» JOB
Here are some records. Copy each one exactly.

## BEGIN RECORDS FOR THIS TASK

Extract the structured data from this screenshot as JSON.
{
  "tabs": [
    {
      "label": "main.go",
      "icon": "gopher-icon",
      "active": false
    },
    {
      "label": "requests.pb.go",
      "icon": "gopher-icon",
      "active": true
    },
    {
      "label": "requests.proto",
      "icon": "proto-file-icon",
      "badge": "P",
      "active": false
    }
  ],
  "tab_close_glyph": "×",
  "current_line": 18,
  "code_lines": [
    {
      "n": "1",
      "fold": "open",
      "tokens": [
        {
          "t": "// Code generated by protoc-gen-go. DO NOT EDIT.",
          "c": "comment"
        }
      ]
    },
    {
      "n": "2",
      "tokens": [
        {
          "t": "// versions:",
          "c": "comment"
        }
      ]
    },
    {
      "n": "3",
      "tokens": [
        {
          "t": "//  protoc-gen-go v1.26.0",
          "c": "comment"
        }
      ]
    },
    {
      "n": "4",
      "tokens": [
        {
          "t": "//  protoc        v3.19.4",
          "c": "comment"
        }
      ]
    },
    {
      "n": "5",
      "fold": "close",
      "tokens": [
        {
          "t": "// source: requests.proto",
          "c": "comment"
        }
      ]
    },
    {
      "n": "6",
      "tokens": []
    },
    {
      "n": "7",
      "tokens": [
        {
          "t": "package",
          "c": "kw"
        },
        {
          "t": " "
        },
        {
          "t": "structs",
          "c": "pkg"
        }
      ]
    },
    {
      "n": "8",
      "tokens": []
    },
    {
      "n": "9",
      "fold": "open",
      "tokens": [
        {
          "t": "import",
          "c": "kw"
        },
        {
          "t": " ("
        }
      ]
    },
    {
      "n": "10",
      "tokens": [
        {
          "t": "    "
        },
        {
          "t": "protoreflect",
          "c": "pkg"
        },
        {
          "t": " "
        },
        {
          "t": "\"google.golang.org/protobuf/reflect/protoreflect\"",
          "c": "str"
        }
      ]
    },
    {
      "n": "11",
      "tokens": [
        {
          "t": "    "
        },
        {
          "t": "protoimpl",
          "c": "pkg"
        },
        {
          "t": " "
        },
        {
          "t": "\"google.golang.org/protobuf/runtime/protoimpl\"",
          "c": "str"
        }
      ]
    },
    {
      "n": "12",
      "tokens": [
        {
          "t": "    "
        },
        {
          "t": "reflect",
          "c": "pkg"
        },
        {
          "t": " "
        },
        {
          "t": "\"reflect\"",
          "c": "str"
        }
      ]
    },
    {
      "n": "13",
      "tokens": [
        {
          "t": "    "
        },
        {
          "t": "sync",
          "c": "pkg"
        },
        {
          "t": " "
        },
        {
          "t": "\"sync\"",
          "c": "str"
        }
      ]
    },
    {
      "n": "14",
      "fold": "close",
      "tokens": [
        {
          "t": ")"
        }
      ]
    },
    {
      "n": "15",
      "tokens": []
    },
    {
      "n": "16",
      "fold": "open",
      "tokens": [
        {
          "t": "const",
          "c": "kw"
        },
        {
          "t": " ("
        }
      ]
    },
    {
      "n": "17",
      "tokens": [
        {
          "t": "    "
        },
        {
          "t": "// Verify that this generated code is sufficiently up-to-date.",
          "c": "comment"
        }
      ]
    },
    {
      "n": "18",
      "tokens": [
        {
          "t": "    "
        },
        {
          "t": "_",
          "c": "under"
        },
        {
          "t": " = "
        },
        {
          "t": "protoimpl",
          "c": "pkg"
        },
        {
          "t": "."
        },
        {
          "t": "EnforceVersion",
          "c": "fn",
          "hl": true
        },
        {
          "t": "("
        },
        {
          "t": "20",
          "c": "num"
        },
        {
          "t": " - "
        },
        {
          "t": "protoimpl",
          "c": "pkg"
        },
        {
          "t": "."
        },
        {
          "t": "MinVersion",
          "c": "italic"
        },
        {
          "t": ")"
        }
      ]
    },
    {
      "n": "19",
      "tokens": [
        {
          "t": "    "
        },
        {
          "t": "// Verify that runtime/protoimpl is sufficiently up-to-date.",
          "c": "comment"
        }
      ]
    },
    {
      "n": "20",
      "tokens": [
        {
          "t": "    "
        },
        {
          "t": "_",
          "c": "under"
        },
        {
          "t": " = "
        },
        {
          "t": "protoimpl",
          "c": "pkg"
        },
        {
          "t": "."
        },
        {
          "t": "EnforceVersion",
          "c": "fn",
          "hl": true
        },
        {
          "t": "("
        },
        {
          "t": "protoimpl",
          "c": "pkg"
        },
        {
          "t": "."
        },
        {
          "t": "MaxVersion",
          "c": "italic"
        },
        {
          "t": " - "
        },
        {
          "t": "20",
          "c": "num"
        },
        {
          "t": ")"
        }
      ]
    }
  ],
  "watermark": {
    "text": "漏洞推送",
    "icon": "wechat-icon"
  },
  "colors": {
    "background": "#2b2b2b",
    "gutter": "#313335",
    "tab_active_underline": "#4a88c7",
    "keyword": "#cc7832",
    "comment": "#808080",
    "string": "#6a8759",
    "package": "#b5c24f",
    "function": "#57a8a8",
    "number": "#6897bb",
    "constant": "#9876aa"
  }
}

## END RECORDS FOR THIS TASK

» ANSWER FOR THE TASK
Extract the structured data from this screenshot as JSON.
{
  "tabs": [
    {
      "label": "main.go",
      "icon": "gopher-icon",
      "active": false
    },
    {
      "label": "requests.pb.go",
      "icon": "gopher-icon",
      "active": true
    },
    {
      "label": "requests.proto",
      "icon": "proto-file-icon",
      "badge": "P",
      "active": false
    }
  ],
  "tab_close_glyph": "×",
  "current_line": 18,
  "code_lines": [
    {
      "n": "1",
      "fold": "open",
      "tokens": [
        {
          "t": "// Code generated by protoc-gen-go. DO NOT EDIT.",
          "c": "comment"
        }
      ]
    },
    {
      "n": "2",
      "tokens": [
        {
          "t": "// versions:",
          "c": "comment"
        }
      ]
    },
    {
      "n": "3",
      "tokens": [
        {
          "t": "//  protoc-gen-go v1.26.0",
          "c": "comment"
        }
      ]
    },
    {
      "n": "4",
      "tokens": [
        {
          "t": "//  protoc        v3.19.4",
          "c": "comment"
        }
      ]
    },
    {
      "n": "5",
      "fold": "close",
      "tokens": [
        {
          "t": "// source: requests.proto",
          "c": "comment"
        }
      ]
    },
    {
      "n": "6",
      "tokens": []
    },
    {
      "n": "7",
      "tokens": [
        {
          "t": "package",
          "c": "kw"
        },
        {
          "t": " "
        },
        {
          "t": "structs",
          "c": "pkg"
        }
      ]
    },
    {
      "n": "8",
      "tokens": []
    },
    {
      "n": "9",
      "fold": "open",
      "tokens": [
        {
          "t": "import",
          "c": "kw"
        },
        {
          "t": " ("
        }
      ]
    },
    {
      "n": "10",
      "tokens": [
        {
          "t": "    "
        },
        {
          "t": "protoreflect",
          "c": "pkg"
        },
        {
          "t": " "
        },
        {
          "t": "\"google.golang.org/protobuf/reflect/protoreflect\"",
          "c": "str"
        }
      ]
    },
    {
      "n": "11",
      "tokens": [
        {
          "t": "    "
        },
        {
          "t": "protoimpl",
          "c": "pkg"
        },
        {
          "t": " "
        },
        {
          "t": "\"google.golang.org/protobuf/runtime/protoimpl\"",
          "c": "str"
        }
      ]
    },
    {
      "n": "12",
      "tokens": [
        {
          "t": "    "
        },
        {
          "t": "reflect",
          "c": "pkg"
        },
        {
          "t": " "
        },
        {
          "t": "\"reflect\"",
          "c": "str"
        }
      ]
    },
    {
      "n": "13",
      "tokens": [
        {
          "t": "    "
        },
        {
          "t": "sync",
          "c": "pkg"
        },
        {
          "t": " "
        },
        {
          "t": "\"sync\"",
          "c": "str"
        }
      ]
    },
    {
      "n": "14",
      "fold": "close",
      "tokens": [
        {
          "t": ")"
        }
      ]
    },
    {
      "n": "15",
      "tokens": []
    },
    {
      "n": "16",
      "fold": "open",
      "tokens": [
        {
          "t": "const",
          "c": "kw"
        },
        {
          "t": " ("
        }
      ]
    },
    {
      "n": "17",
      "tokens": [
        {
          "t": "    "
        },
        {
          "t": "// Verify that this generated code is sufficiently up-to-date.",
          "c": "comment"
        }
      ]
    },
    {
      "n": "18",
      "tokens": [
        {
          "t": "    "
        },
        {
          "t": "_",
          "c": "under"
        },
        {
          "t": " = "
        },
        {
          "t": "protoimpl",
          "c": "pkg"
        },
        {
          "t": "."
        },
        {
          "t": "EnforceVersion",
          "c": "fn",
          "hl": true
        },
        {
          "t": "("
        },
        {
          "t": "20",
          "c": "num"
        },
        {
          "t": " - "
        },
        {
          "t": "protoimpl",
          "c": "pkg"
        },
        {
          "t": "."
        },
        {
          "t": "MinVersion",
          "c": "italic"
        },
        {
          "t": ")"
        }
      ]
    },
    {
      "n": "19",
      "tokens": [
        {
          "t": "    "
        },
        {
          "t": "// Verify that runtime/protoimpl is sufficiently up-to-date.",
          "c": "comment"
        }
      ]
    },
    {
      "n": "20",
      "tokens": [
        {
          "t": "    "
        },
        {
          "t": "_",
          "c": "under"
        },
        {
          "t": " = "
        },
        {
          "t": "protoimpl",
          "c": "pkg"
        },
        {
          "t": "."
        },
        {
          "t": "EnforceVersion",
          "c": "fn",
          "hl": true
        },
        {
          "t": "("
        },
        {
          "t": "protoimpl",
          "c": "pkg"
        },
        {
          "t": "."
        },
        {
          "t": "MaxVersion",
          "c": "italic"
        },
        {
          "t": " - "
        },
        {
          "t": "20",
          "c": "num"
        },
        {
          "t": ")"
        }
      ]
    }
  ],
  "watermark": {
    "text": "漏洞推送",
    "icon": "wechat-icon"
  },
  "colors": {
    "background": "#2b2b2b",
    "gutter": "#313335",
    "tab_active_underline": "#4a88c7",
    "keyword": "#cc7832",
    "comment": "#808080",
    "string": "#6a8759",
    "package": "#b5c24f",
    "function": "#57a8a8",
    "number": "#6897bb",
    "constant": "#9876aa"
  }
}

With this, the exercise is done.